** BEGIN GIVEN DATA **
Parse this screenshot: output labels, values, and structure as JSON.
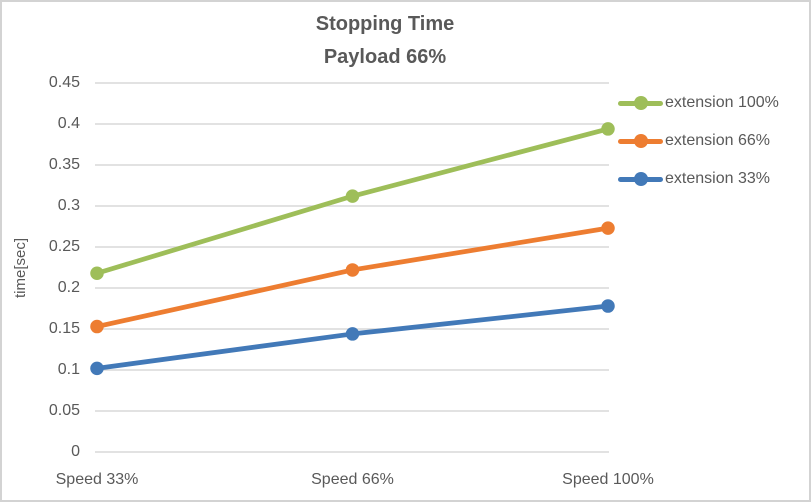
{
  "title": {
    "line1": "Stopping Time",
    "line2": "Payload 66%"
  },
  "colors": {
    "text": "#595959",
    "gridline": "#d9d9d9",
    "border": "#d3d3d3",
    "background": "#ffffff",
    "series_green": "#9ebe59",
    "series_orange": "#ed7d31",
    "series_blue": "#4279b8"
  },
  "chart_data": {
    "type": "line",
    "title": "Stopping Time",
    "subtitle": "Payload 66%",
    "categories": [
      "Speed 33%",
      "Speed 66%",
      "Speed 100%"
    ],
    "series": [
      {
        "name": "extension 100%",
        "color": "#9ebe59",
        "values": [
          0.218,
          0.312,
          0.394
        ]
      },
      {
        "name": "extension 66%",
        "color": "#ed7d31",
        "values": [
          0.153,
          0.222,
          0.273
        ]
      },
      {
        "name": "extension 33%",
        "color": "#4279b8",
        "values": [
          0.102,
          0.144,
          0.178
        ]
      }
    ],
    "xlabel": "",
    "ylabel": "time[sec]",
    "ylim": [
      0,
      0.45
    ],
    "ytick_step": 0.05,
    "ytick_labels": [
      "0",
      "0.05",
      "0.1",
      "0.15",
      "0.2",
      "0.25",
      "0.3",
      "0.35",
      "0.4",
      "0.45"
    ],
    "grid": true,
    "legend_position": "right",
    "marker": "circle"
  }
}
** END GIVEN DATA **
** BEGIN GIVEN DATA **
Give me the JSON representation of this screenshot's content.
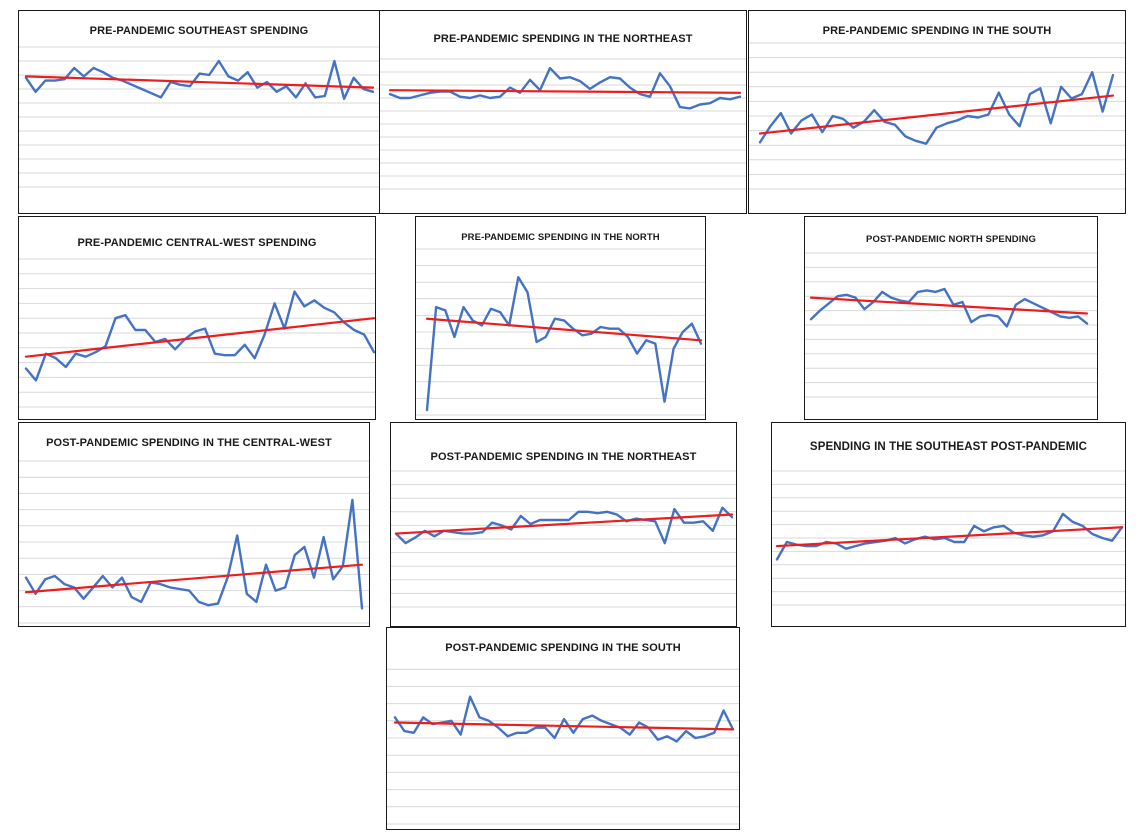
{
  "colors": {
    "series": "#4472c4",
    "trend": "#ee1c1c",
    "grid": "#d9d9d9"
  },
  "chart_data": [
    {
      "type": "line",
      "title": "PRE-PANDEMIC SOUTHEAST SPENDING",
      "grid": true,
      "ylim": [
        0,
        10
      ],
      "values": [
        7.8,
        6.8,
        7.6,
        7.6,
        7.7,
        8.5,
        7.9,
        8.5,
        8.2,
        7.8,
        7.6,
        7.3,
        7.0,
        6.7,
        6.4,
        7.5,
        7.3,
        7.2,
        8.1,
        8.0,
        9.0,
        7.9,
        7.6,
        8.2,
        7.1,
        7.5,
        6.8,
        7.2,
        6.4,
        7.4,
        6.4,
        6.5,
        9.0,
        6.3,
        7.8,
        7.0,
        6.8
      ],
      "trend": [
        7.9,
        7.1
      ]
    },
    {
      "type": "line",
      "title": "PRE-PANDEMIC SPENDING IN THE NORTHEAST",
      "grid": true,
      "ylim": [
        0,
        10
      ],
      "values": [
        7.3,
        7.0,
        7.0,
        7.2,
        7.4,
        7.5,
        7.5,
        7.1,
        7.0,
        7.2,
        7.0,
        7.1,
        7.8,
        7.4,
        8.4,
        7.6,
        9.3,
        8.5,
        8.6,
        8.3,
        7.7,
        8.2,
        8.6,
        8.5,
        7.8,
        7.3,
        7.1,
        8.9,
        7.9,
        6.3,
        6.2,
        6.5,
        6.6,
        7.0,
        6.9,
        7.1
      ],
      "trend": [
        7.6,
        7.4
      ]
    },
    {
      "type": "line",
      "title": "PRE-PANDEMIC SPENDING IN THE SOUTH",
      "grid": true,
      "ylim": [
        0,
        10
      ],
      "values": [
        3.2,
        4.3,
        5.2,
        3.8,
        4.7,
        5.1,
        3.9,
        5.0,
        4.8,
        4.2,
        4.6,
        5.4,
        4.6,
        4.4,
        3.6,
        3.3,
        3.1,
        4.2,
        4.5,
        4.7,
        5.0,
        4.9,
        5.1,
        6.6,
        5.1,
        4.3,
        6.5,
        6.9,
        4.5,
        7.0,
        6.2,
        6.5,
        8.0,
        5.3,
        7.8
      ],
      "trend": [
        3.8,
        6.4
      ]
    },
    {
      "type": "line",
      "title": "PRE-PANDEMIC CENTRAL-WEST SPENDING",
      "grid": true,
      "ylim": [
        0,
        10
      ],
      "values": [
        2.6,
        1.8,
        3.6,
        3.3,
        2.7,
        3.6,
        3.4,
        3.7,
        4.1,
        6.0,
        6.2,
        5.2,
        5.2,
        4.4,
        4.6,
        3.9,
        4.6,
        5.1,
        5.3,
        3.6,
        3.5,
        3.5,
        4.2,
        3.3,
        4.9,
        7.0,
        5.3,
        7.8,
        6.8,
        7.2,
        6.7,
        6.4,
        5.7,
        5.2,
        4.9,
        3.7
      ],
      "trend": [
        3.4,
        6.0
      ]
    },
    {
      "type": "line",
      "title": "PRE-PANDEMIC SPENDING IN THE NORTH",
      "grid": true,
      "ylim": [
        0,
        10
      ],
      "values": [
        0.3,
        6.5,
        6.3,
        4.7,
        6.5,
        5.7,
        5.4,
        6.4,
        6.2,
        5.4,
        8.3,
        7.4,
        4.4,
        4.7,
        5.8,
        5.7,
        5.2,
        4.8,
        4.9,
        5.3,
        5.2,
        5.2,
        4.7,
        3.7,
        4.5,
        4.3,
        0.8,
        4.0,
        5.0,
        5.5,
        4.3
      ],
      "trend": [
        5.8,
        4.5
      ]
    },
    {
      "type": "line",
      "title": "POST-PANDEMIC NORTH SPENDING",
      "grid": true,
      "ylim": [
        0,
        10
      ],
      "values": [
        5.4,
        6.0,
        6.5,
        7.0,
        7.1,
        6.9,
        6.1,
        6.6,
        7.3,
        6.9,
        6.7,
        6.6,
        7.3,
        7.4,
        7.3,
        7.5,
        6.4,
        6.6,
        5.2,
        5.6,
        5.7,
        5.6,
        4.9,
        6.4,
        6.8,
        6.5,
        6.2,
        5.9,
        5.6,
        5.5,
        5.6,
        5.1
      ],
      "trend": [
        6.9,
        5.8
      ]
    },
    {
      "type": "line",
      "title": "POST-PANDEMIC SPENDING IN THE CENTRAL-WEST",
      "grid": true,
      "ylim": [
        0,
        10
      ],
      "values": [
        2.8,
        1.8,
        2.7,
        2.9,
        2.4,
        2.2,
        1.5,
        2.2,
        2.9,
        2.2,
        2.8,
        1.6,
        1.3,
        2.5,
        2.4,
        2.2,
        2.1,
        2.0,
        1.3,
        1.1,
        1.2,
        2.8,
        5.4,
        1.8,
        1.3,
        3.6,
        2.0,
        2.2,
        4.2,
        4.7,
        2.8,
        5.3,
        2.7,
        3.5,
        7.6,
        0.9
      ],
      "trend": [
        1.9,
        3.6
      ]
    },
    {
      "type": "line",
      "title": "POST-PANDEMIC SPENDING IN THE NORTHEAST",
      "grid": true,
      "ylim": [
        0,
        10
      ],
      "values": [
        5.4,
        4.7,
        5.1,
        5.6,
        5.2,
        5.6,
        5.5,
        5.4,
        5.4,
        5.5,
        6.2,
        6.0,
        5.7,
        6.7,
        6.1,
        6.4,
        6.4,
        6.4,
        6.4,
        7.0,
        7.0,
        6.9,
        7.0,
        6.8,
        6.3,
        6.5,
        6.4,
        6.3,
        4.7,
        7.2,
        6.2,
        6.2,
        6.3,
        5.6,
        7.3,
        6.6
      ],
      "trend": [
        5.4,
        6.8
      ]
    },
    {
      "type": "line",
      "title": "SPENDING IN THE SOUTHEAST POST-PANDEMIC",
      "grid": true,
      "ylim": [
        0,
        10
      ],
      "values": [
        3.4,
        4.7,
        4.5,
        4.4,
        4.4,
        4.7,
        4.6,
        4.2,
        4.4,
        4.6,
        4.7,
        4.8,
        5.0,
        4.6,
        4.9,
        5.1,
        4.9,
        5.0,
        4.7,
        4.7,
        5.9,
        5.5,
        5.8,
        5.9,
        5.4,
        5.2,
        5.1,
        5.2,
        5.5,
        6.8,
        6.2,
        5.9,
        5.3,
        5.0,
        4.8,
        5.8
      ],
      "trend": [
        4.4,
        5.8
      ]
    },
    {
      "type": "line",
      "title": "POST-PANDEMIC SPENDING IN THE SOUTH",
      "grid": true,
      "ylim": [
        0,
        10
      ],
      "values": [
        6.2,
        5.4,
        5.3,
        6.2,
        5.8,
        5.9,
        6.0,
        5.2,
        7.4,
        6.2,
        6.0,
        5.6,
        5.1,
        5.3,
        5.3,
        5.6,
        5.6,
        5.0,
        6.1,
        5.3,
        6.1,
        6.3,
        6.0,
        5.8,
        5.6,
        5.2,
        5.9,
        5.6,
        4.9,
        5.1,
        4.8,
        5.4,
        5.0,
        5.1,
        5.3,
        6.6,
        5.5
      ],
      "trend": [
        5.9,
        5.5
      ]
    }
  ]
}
** END GIVEN DATA **
** BEGIN GIVEN DATA **
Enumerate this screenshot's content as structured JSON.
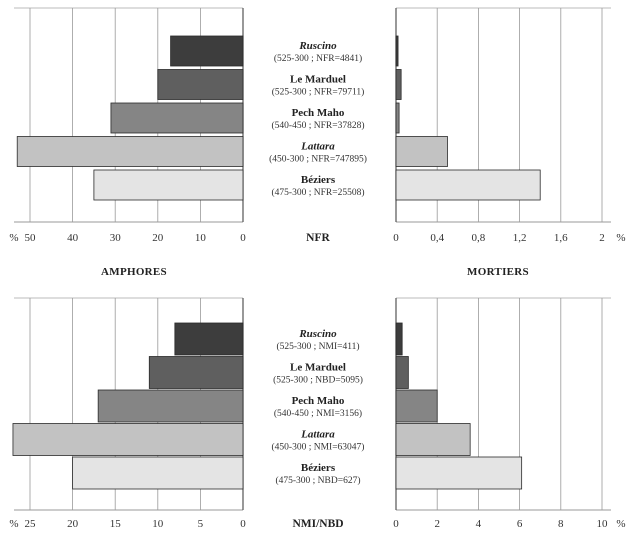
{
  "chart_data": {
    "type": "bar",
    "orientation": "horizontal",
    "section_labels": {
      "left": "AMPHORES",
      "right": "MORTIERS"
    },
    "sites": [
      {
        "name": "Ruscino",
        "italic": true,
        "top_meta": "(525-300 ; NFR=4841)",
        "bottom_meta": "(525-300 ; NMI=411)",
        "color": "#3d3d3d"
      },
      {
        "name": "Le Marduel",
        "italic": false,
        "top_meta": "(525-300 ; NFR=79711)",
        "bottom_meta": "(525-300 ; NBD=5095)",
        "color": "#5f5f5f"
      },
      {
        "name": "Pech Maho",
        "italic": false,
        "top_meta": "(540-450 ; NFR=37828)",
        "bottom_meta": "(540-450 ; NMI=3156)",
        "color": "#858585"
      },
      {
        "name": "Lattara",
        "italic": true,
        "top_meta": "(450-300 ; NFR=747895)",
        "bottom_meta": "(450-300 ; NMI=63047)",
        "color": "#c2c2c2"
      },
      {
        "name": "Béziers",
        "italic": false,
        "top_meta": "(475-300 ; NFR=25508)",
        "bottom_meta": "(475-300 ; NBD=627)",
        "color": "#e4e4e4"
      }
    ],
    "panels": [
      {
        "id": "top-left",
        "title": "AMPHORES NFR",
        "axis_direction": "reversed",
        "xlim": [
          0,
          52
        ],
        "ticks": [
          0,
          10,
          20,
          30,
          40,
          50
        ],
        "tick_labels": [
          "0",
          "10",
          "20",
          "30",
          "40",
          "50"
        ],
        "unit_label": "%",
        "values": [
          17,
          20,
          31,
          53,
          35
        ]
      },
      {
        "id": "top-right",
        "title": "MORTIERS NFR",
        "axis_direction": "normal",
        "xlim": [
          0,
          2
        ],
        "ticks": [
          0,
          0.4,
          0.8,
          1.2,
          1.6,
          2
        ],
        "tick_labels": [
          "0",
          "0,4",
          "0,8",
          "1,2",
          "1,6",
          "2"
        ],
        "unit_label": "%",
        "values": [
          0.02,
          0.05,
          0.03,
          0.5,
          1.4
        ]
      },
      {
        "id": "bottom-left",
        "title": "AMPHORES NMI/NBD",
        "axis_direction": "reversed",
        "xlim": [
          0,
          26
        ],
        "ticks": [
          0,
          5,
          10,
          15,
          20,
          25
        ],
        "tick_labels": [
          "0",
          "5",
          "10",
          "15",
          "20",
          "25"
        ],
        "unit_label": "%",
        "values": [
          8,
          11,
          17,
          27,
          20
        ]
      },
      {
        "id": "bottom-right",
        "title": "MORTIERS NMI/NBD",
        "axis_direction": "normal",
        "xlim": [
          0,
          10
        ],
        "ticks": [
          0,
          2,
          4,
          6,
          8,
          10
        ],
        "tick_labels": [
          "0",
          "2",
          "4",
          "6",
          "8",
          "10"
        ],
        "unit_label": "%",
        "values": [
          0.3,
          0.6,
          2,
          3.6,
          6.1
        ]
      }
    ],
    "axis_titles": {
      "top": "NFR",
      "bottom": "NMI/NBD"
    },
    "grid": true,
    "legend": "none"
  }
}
** END GIVEN DATA **
▶ **YOUR TASK**
Pull out and copy each line containing the string "MORTIERS".

▶ **SOLUTION**
      "right": "MORTIERS"
        "title": "MORTIERS NFR",
        "title": "MORTIERS NMI/NBD",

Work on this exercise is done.